-- start Passage to read --
BY Steve Biko Wafula · June 22, 2026 05:06 pm

On 23 June 2026, Family Bank is scheduled to cross one of the most consequential thresholds in its four-decade history. Up to 1,662,654,760 ordinary shares will be admitted to the Main Investment Market Segment of the Nairobi Securities Exchange at an introduction price of KES 18 per share, placing an opening reference value of about KES 29.9 billion on the lender. The moment deserves precision: this is not an initial public offering and no fresh capital is being raised through the listing itself. It is a Listing by Introduction, a transaction that takes shares already in existence and moves them into a regulated, visible and continuously tradable public market.

That distinction does not make the transaction less important. It makes its purpose clearer. For years, Family Bank’s shares have changed hands away from the main exchange, where finding a buyer, agreeing a price and completing a transfer could be slower and less transparent. Once the shares begin trading on the NSE, existing shareholders gain a recognised route to liquidity, prospective investors gain a more accessible entry point, and the bank gains something that every serious institution eventually needs: a public mechanism through which the market can express, day after day, what it believes the business is worth.
-- end Passage to read --
◆ **Stated problem**: Resume the article about Family Bank's listing on the Nairobi Securities Exchange, picking up right after its last sentence. The lines that follow come from a different source than the article above.
-- start Information provided --
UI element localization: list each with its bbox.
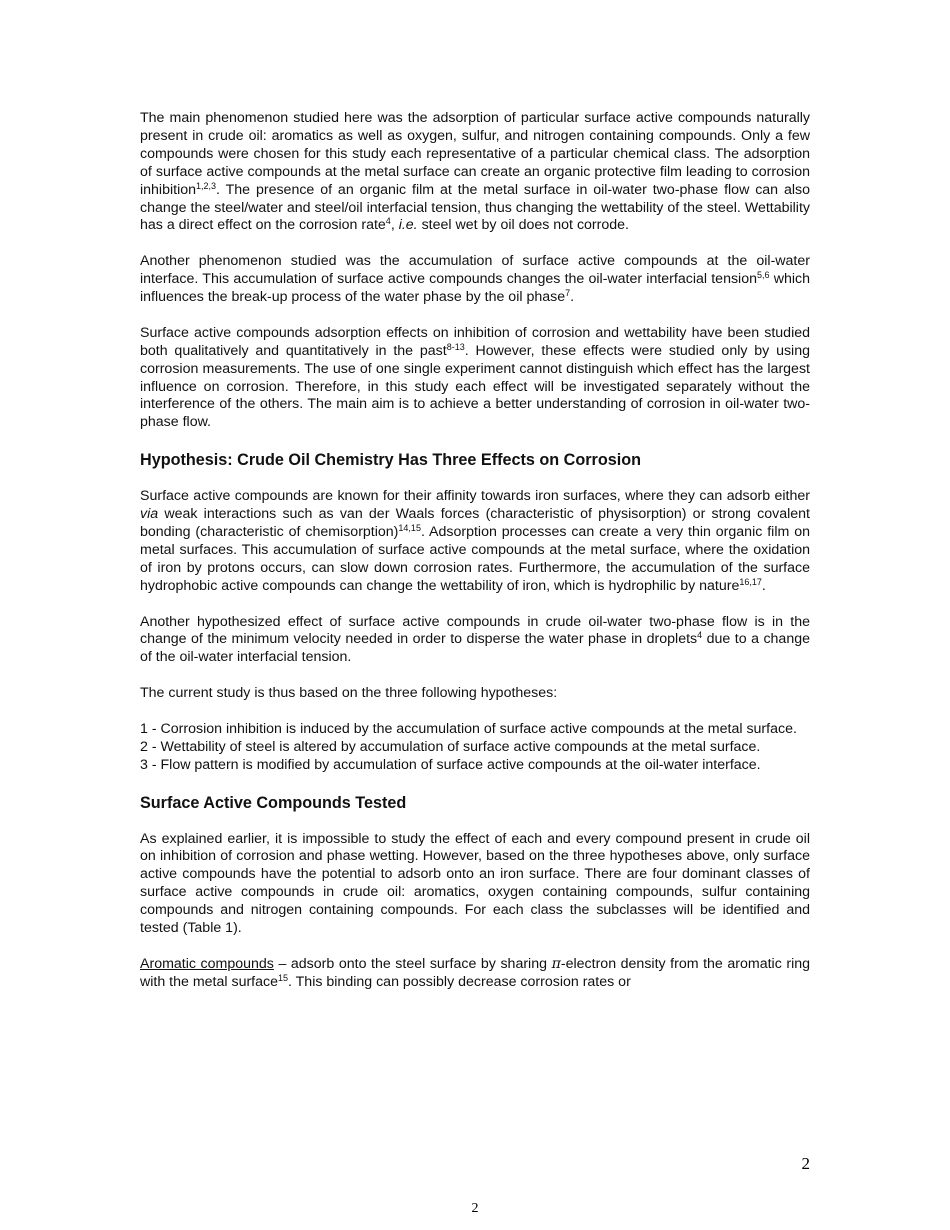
-- end Information provided --
◆ **Output**:
At the centre of that transition is Standard Investment Bank Limited, the Transaction Advisor. SIB’s task is not ceremonial and it is not simply to escort Family Bank to the bell-ringing moment. A listing by introduction requires the careful alignment of shareholder approvals, regulatory requirements, valuation work, disclosures, legal documentation, reporting-accountant inputs, share dematerialisation, market-readiness processes and communication to investors. The transaction advisor is the institution that keeps those moving parts attached to one timetable and one standard of accountability.

That is why SIB’s appointment matters. Family Bank is placing a defining corporate transition in the hands of an investment bank with more than three decades in Kenya’s capital markets and a corporate-finance record spanning more than 60 mandates valued at over KES 270 billion. SIB has worked on transactions that helped build the architecture of the market itself, including the KenGen rights issue, the Kenya Re public offer, the Nairobi Securities Exchange’s demutualisation and listing, Kenya Power’s balance-sheet restructuring and the privatisation of KWAL Holdings. These are not merely names on a credentials page. They represent experience in coordinating regulators, boards, shareholders, lawyers, accountants, brokers and investors when the cost of error is measured in both money and institutional trust.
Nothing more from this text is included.